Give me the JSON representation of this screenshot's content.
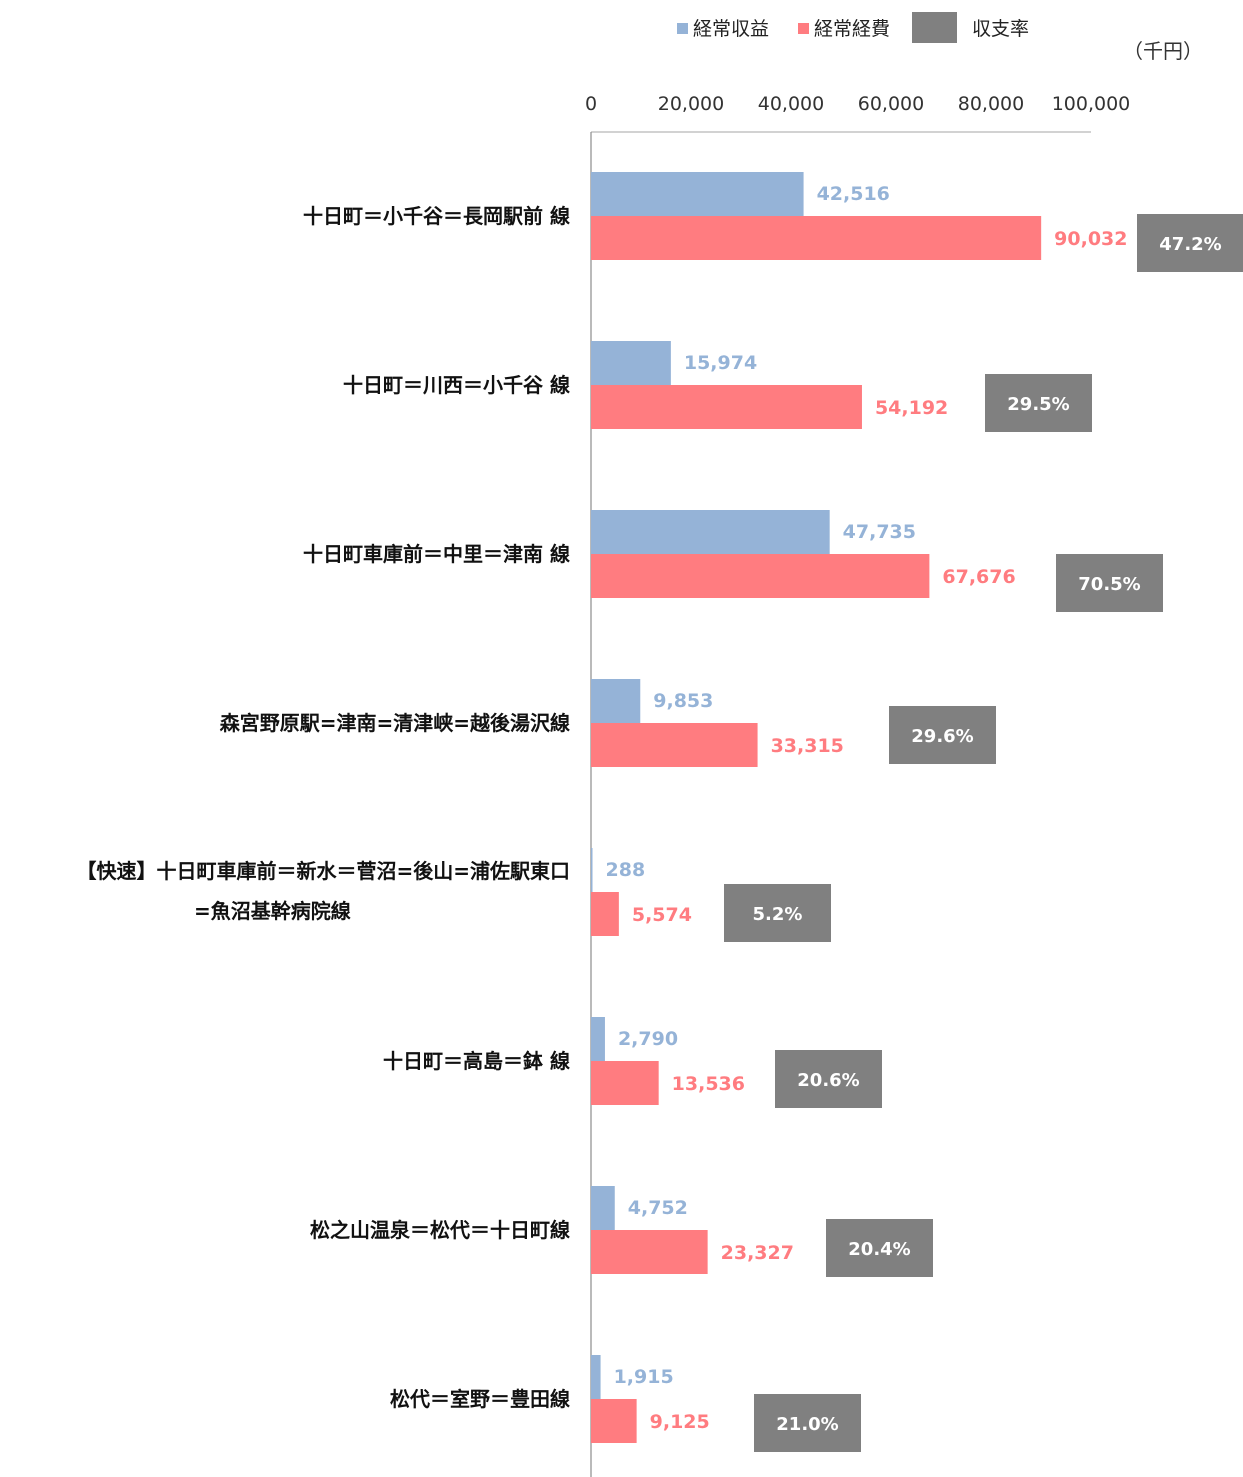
{
  "chart_data": {
    "type": "bar",
    "orientation": "horizontal",
    "unit": "（千円）",
    "xlim": [
      0,
      100000
    ],
    "x_ticks": [
      "0",
      "20,000",
      "40,000",
      "60,000",
      "80,000",
      "100,000"
    ],
    "tick_values": [
      0,
      20000,
      40000,
      60000,
      80000,
      100000
    ],
    "legend_position": "top",
    "grid": false,
    "categories": [
      [
        "十日町＝小千谷＝長岡駅前 線"
      ],
      [
        "十日町＝川西＝小千谷 線"
      ],
      [
        "十日町車庫前＝中里＝津南 線"
      ],
      [
        "森宮野原駅=津南=清津峡=越後湯沢線"
      ],
      [
        "【快速】十日町車庫前＝新水＝菅沼=後山=浦佐駅東口",
        "=魚沼基幹病院線"
      ],
      [
        "十日町＝高島＝鉢 線"
      ],
      [
        "松之山温泉＝松代＝十日町線"
      ],
      [
        "松代＝室野＝豊田線"
      ]
    ],
    "series": [
      {
        "name": "経常収益",
        "color": "#95B3D7",
        "values": [
          42516,
          15974,
          47735,
          9853,
          288,
          2790,
          4752,
          1915
        ],
        "labels": [
          "42,516",
          "15,974",
          "47,735",
          "9,853",
          "288",
          "2,790",
          "4,752",
          "1,915"
        ]
      },
      {
        "name": "経常経費",
        "color": "#FF7C80",
        "values": [
          90032,
          54192,
          67676,
          33315,
          5574,
          13536,
          23327,
          9125
        ],
        "labels": [
          "90,032",
          "54,192",
          "67,676",
          "33,315",
          "5,574",
          "13,536",
          "23,327",
          "9,125"
        ]
      },
      {
        "name": "収支率",
        "color": "#808080",
        "values": [
          47.2,
          29.5,
          70.5,
          29.6,
          5.2,
          20.6,
          20.4,
          21.0
        ],
        "labels": [
          "47.2%",
          "29.5%",
          "70.5%",
          "29.6%",
          "5.2%",
          "20.6%",
          "20.4%",
          "21.0%"
        ]
      }
    ]
  }
}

────────────────

_Problem_: Only a number is wanted here: how many lines in the data above include the string "color"?

_Answer in full_: 3